## Excerto do documento:
* * * *

Quanto ao serviço, muito competente, com boa explicação dos pratos, dos vinhos e dos motivos da escolha dos mesmos para o acompanhamento de cada prato. Falta também aqui o teste de casa cheia, para ver como se aguentam sob pressão. Em jeito de conclusão, é sem dúvida um restaurante a revisitar. Para o sítio e o nível de cozinha (qualidade, apresentação e mesmo quantidade) os €50 são mais do que justificados. Mesmo que se saia dos pratos do menu, o preço médio andará pelos €60. É pena de facto o preço dos vinhos, mas pode ser que quando lá voltar tenha motivo e companhia que justifiquem pedir o Barca Velha 2004 e assim vai custar mais na carteira mas menos na alma.

* * * *

## Informação registada:
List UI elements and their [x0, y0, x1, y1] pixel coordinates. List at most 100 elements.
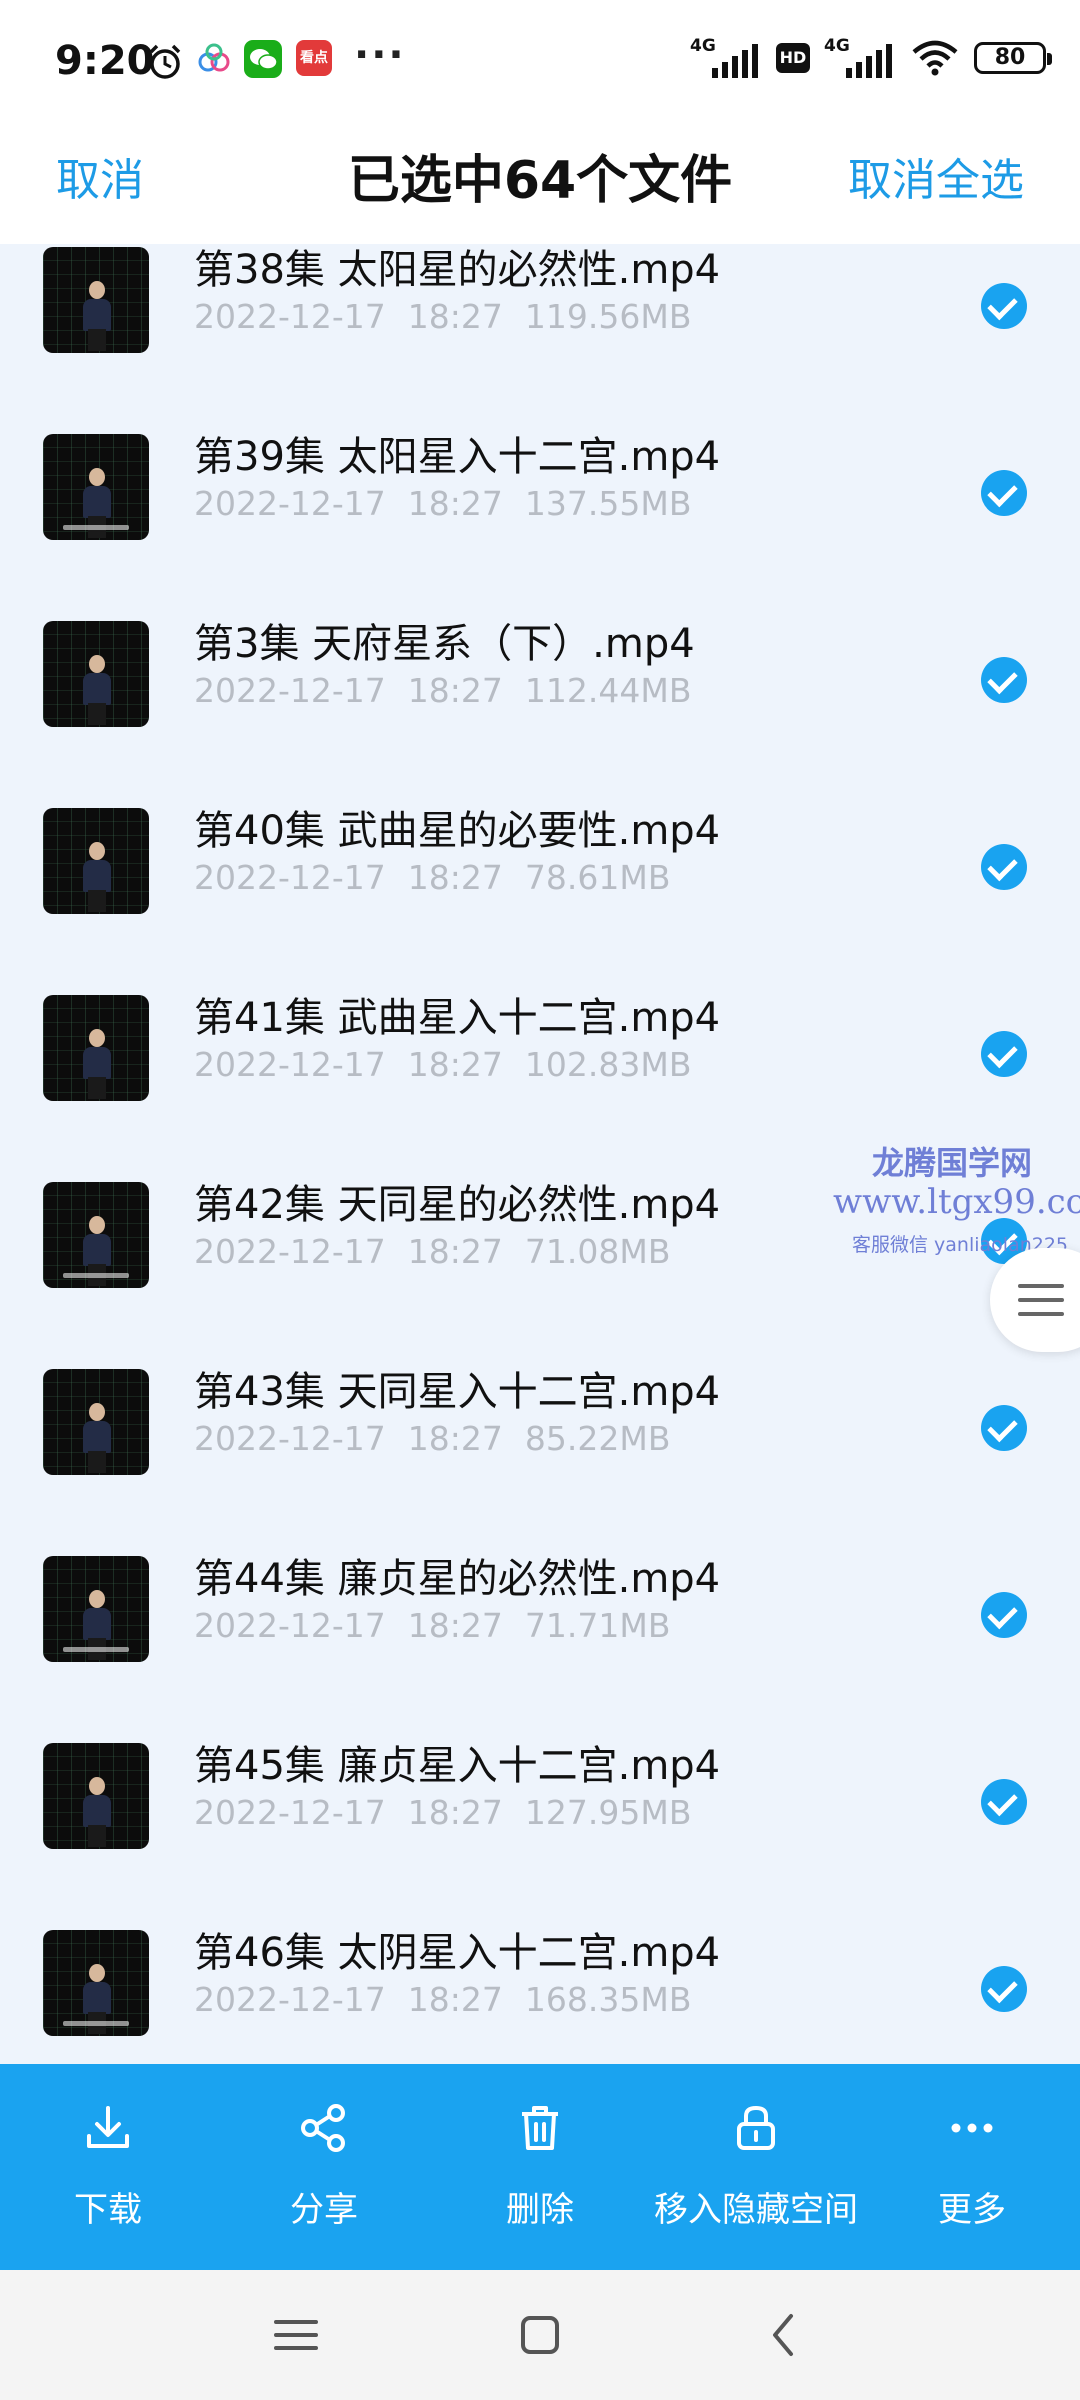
- video-thumbnail: [43, 995, 149, 1101]
- list-item[interactable]: 第40集 武曲星的必要性.mp4 2022-12-17 18:27 78.61MB: [0, 792, 1080, 979]
- file-size: 85.22MB: [524, 1419, 671, 1458]
- share-label: 分享: [290, 2190, 358, 2230]
- move-to-hidden-label: 移入隐藏空间: [654, 2190, 858, 2230]
- menu-icon[interactable]: [261, 2300, 331, 2370]
- file-date: 2022-12-17: [194, 671, 386, 710]
- file-meta: 2022-12-17 18:27 168.35MB: [194, 1980, 713, 2019]
- list-item[interactable]: 第43集 天同星入十二宫.mp4 2022-12-17 18:27 85.22MB: [0, 1353, 1080, 1540]
- file-name: 第42集 天同星的必然性.mp4: [194, 1182, 721, 1228]
- selected-checkbox[interactable]: [981, 1779, 1027, 1825]
- file-name: 第3集 天府星系（下）.mp4: [194, 621, 695, 667]
- file-meta: 2022-12-17 18:27 78.61MB: [194, 858, 692, 897]
- status-time: 9:20: [55, 38, 155, 84]
- deselect-all-button[interactable]: 取消全选: [848, 144, 1024, 208]
- download-button[interactable]: 下载: [0, 2064, 216, 2270]
- file-meta: 2022-12-17 18:27 71.08MB: [194, 1232, 692, 1271]
- wechat-icon: [244, 40, 282, 78]
- delete-label: 删除: [506, 2190, 574, 2230]
- file-time: 18:27: [407, 1045, 503, 1084]
- file-date: 2022-12-17: [194, 1045, 386, 1084]
- video-thumbnail: [43, 1556, 149, 1662]
- file-time: 18:27: [407, 1793, 503, 1832]
- system-nav-bar: [0, 2270, 1080, 2400]
- download-icon: [87, 2106, 129, 2148]
- file-meta: 2022-12-17 18:27 137.55MB: [194, 484, 713, 523]
- more-notifications-icon: ···: [354, 32, 406, 78]
- list-item[interactable]: 第44集 廉贞星的必然性.mp4 2022-12-17 18:27 71.71MB: [0, 1540, 1080, 1727]
- home-icon[interactable]: [505, 2300, 575, 2370]
- file-time: 18:27: [407, 484, 503, 523]
- file-size: 168.35MB: [524, 1980, 692, 2019]
- selected-checkbox[interactable]: [981, 1966, 1027, 2012]
- file-time: 18:27: [407, 1419, 503, 1458]
- selected-checkbox[interactable]: [981, 844, 1027, 890]
- selected-checkbox[interactable]: [981, 470, 1027, 516]
- file-date: 2022-12-17: [194, 484, 386, 523]
- list-item[interactable]: 第3集 天府星系（下）.mp4 2022-12-17 18:27 112.44MB: [0, 605, 1080, 792]
- file-name: 第40集 武曲星的必要性.mp4: [194, 808, 721, 854]
- file-meta: 2022-12-17 18:27 112.44MB: [194, 671, 713, 710]
- status-bar: 9:20 看点 ··· 4G HD 4G 80: [0, 0, 1080, 118]
- list-item[interactable]: 第38集 太阳星的必然性.mp4 2022-12-17 18:27 119.56MB: [0, 244, 1080, 418]
- video-thumbnail: [43, 434, 149, 540]
- file-meta: 2022-12-17 18:27 85.22MB: [194, 1419, 692, 1458]
- file-name: 第46集 太阴星入十二宫.mp4: [194, 1930, 721, 1976]
- selected-checkbox[interactable]: [981, 1405, 1027, 1451]
- alarm-clock-icon: [149, 44, 181, 79]
- battery-icon: 80: [974, 42, 1052, 74]
- selected-checkbox[interactable]: [981, 1592, 1027, 1638]
- file-name: 第39集 太阳星入十二宫.mp4: [194, 434, 721, 480]
- file-time: 18:27: [407, 671, 503, 710]
- wifi-icon: [912, 40, 958, 76]
- watermark-url: www.ltgx99.com: [833, 1182, 1080, 1222]
- file-time: 18:27: [407, 297, 503, 336]
- share-icon: [301, 2104, 345, 2152]
- file-size: 102.83MB: [524, 1045, 692, 1084]
- file-date: 2022-12-17: [194, 1232, 386, 1271]
- video-thumbnail: [43, 1369, 149, 1475]
- file-meta: 2022-12-17 18:27 71.71MB: [194, 1606, 692, 1645]
- file-time: 18:27: [407, 1606, 503, 1645]
- selected-checkbox[interactable]: [981, 1031, 1027, 1077]
- news-app-icon: 看点: [296, 40, 332, 76]
- video-thumbnail: [43, 1743, 149, 1849]
- status-indicators: 4G HD 4G 80: [690, 36, 1052, 80]
- video-thumbnail: [43, 1930, 149, 2036]
- file-name: 第45集 廉贞星入十二宫.mp4: [194, 1743, 721, 1789]
- file-size: 78.61MB: [524, 858, 671, 897]
- trash-icon: [522, 2106, 558, 2150]
- file-meta: 2022-12-17 18:27 119.56MB: [194, 297, 713, 336]
- list-item[interactable]: 第46集 太阴星入十二宫.mp4 2022-12-17 18:27 168.35MB: [0, 1914, 1080, 2064]
- more-button[interactable]: 更多: [864, 2064, 1080, 2270]
- file-date: 2022-12-17: [194, 1419, 386, 1458]
- more-label: 更多: [938, 2190, 1006, 2230]
- file-name: 第44集 廉贞星的必然性.mp4: [194, 1556, 721, 1602]
- file-meta: 2022-12-17 18:27 127.95MB: [194, 1793, 713, 1832]
- selected-checkbox[interactable]: [981, 657, 1027, 703]
- back-icon[interactable]: [749, 2300, 819, 2370]
- file-date: 2022-12-17: [194, 1793, 386, 1832]
- file-time: 18:27: [407, 1980, 503, 2019]
- move-to-hidden-button[interactable]: 移入隐藏空间: [648, 2064, 864, 2270]
- file-time: 18:27: [407, 858, 503, 897]
- file-size: 71.71MB: [524, 1606, 671, 1645]
- list-item[interactable]: 第45集 廉贞星入十二宫.mp4 2022-12-17 18:27 127.95MB: [0, 1727, 1080, 1914]
- hd-voice-icon: HD: [776, 43, 810, 73]
- file-meta: 2022-12-17 18:27 102.83MB: [194, 1045, 713, 1084]
- more-dots-icon: [951, 2123, 993, 2133]
- signal-4g-icon-2: 4G: [824, 36, 896, 80]
- video-thumbnail: [43, 808, 149, 914]
- file-time: 18:27: [407, 1232, 503, 1271]
- file-size: 71.08MB: [524, 1232, 671, 1271]
- selection-header: 取消 已选中64个文件 取消全选: [0, 118, 1080, 244]
- delete-button[interactable]: 删除: [432, 2064, 648, 2270]
- file-size: 119.56MB: [524, 297, 692, 336]
- cloud-app-icon: [198, 43, 230, 72]
- list-item[interactable]: 第39集 太阳星入十二宫.mp4 2022-12-17 18:27 137.55MB: [0, 418, 1080, 605]
- lock-icon: [737, 2105, 775, 2150]
- file-size: 127.95MB: [524, 1793, 692, 1832]
- selected-checkbox[interactable]: [981, 283, 1027, 329]
- file-name: 第38集 太阳星的必然性.mp4: [194, 247, 721, 293]
- share-button[interactable]: 分享: [216, 2064, 432, 2270]
- file-name: 第43集 天同星入十二宫.mp4: [194, 1369, 721, 1415]
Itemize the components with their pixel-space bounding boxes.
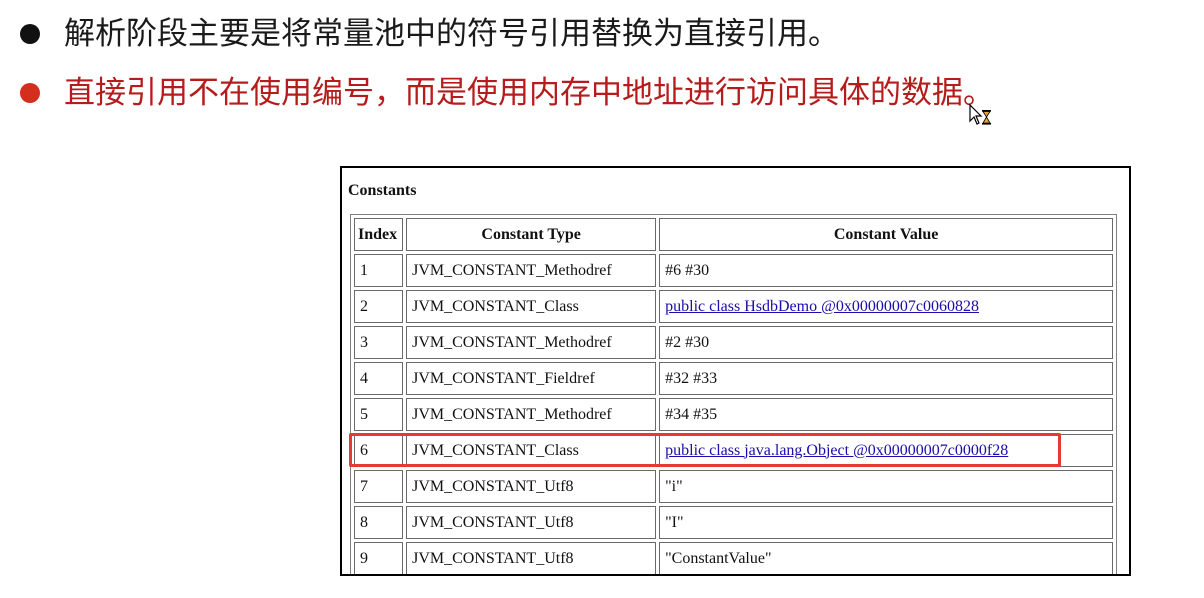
panel-title: Constants — [348, 182, 417, 199]
busy-arrow-cursor-icon — [969, 104, 991, 125]
table-row: 8 JVM_CONSTANT_Utf8 "I" — [354, 506, 1114, 539]
cell-constant-value: "I" — [659, 506, 1114, 539]
bullet-text: 直接引用不在使用编号，而是使用内存中地址进行访问具体的数据。 — [64, 75, 994, 111]
table-row: 7 JVM_CONSTANT_Utf8 "i" — [354, 470, 1114, 503]
cell-index: 7 — [354, 470, 404, 503]
table-row: 4 JVM_CONSTANT_Fieldref #32 #33 — [354, 362, 1114, 395]
cell-constant-type: JVM_CONSTANT_Utf8 — [406, 542, 657, 574]
cell-index: 5 — [354, 398, 404, 431]
bullet-item: 解析阶段主要是将常量池中的符号引用替换为直接引用。 — [20, 14, 839, 54]
column-header-value: Constant Value — [659, 218, 1114, 251]
cell-index: 4 — [354, 362, 404, 395]
cell-constant-value[interactable]: public class java.lang.Object @0x0000000… — [659, 434, 1114, 467]
table-row: 1 JVM_CONSTANT_Methodref #6 #30 — [354, 254, 1114, 287]
constant-value-link[interactable]: public class HsdbDemo @0x00000007c006082… — [665, 298, 979, 315]
constants-table-body: 1 JVM_CONSTANT_Methodref #6 #30 2 JVM_CONSTA… — [354, 254, 1114, 574]
constants-table: Index Constant Type Constant Value 1 JVM_… — [350, 214, 1118, 574]
cell-index: 1 — [354, 254, 404, 287]
cell-constant-type: JVM_CONSTANT_Methodref — [406, 326, 657, 359]
bullet-text: 解析阶段主要是将常量池中的符号引用替换为直接引用。 — [64, 16, 839, 52]
table-row: 5 JVM_CONSTANT_Methodref #34 #35 — [354, 398, 1114, 431]
bullet-dot-icon — [20, 24, 40, 44]
cell-constant-value[interactable]: public class HsdbDemo @0x00000007c006082… — [659, 290, 1114, 323]
cell-index: 9 — [354, 542, 404, 574]
cell-index: 3 — [354, 326, 404, 359]
cell-constant-type: JVM_CONSTANT_Class — [406, 290, 657, 323]
table-row: 9 JVM_CONSTANT_Utf8 "ConstantValue" — [354, 542, 1114, 574]
cell-constant-value: "ConstantValue" — [659, 542, 1114, 574]
column-header-index: Index — [354, 218, 404, 251]
table-header-row: Index Constant Type Constant Value — [354, 218, 1114, 251]
bullet-dot-icon — [20, 83, 40, 103]
cell-constant-value: #34 #35 — [659, 398, 1114, 431]
cell-constant-value: #6 #30 — [659, 254, 1114, 287]
cell-constant-type: JVM_CONSTANT_Class — [406, 434, 657, 467]
bullet-item: 直接引用不在使用编号，而是使用内存中地址进行访问具体的数据。 — [20, 73, 994, 113]
cell-constant-type: JVM_CONSTANT_Utf8 — [406, 506, 657, 539]
table-row: 6 JVM_CONSTANT_Class public class java.lan… — [354, 434, 1114, 467]
cell-constant-value: #2 #30 — [659, 326, 1114, 359]
cell-constant-type: JVM_CONSTANT_Methodref — [406, 254, 657, 287]
cell-constant-type: JVM_CONSTANT_Fieldref — [406, 362, 657, 395]
constant-value-link[interactable]: public class java.lang.Object @0x0000000… — [665, 442, 1008, 459]
constants-panel: Constants Index Constant Type Constant V… — [340, 166, 1131, 576]
cell-index: 6 — [354, 434, 404, 467]
cell-index: 2 — [354, 290, 404, 323]
cell-constant-value: "i" — [659, 470, 1114, 503]
column-header-type: Constant Type — [406, 218, 657, 251]
cell-index: 8 — [354, 506, 404, 539]
cell-constant-type: JVM_CONSTANT_Methodref — [406, 398, 657, 431]
cell-constant-type: JVM_CONSTANT_Utf8 — [406, 470, 657, 503]
cell-constant-value: #32 #33 — [659, 362, 1114, 395]
table-row: 2 JVM_CONSTANT_Class public class HsdbDemo… — [354, 290, 1114, 323]
table-row: 3 JVM_CONSTANT_Methodref #2 #30 — [354, 326, 1114, 359]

* * * *

No excerto do documento, qual será o preço médio para quem sair dos pratos do menu?

## Resultado do exercício:
O preço médio andará pelos €60.